--- Start Extracted entries ---

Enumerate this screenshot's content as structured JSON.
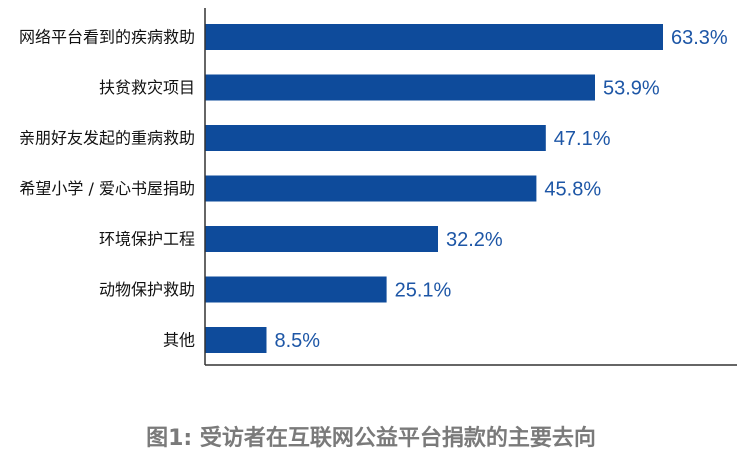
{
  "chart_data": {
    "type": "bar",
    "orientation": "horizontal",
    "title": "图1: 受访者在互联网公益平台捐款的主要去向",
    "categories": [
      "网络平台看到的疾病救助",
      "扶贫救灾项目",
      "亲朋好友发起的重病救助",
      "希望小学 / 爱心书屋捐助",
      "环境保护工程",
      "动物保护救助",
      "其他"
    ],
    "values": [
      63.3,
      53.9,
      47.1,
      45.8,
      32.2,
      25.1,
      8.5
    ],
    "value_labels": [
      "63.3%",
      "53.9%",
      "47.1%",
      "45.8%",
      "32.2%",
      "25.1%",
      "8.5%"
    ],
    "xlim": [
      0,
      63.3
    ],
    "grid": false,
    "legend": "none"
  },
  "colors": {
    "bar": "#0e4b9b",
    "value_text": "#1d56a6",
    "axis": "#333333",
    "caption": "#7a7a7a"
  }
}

--- End Extracted entries ---

Reproduce the listing word for word and omit its pictures.

Enumerate this screenshot's content as structured JSON.
{
  "chart_data": {
    "type": "bar",
    "orientation": "horizontal",
    "title": "图1: 受访者在互联网公益平台捐款的主要去向",
    "categories": [
      "网络平台看到的疾病救助",
      "扶贫救灾项目",
      "亲朋好友发起的重病救助",
      "希望小学 / 爱心书屋捐助",
      "环境保护工程",
      "动物保护救助",
      "其他"
    ],
    "values": [
      63.3,
      53.9,
      47.1,
      45.8,
      32.2,
      25.1,
      8.5
    ],
    "value_labels": [
      "63.3%",
      "53.9%",
      "47.1%",
      "45.8%",
      "32.2%",
      "25.1%",
      "8.5%"
    ],
    "xlim": [
      0,
      63.3
    ],
    "grid": false,
    "legend": "none"
  },
  "colors": {
    "bar": "#0e4b9b",
    "value_text": "#1d56a6",
    "axis": "#333333",
    "caption": "#7a7a7a"
  }
}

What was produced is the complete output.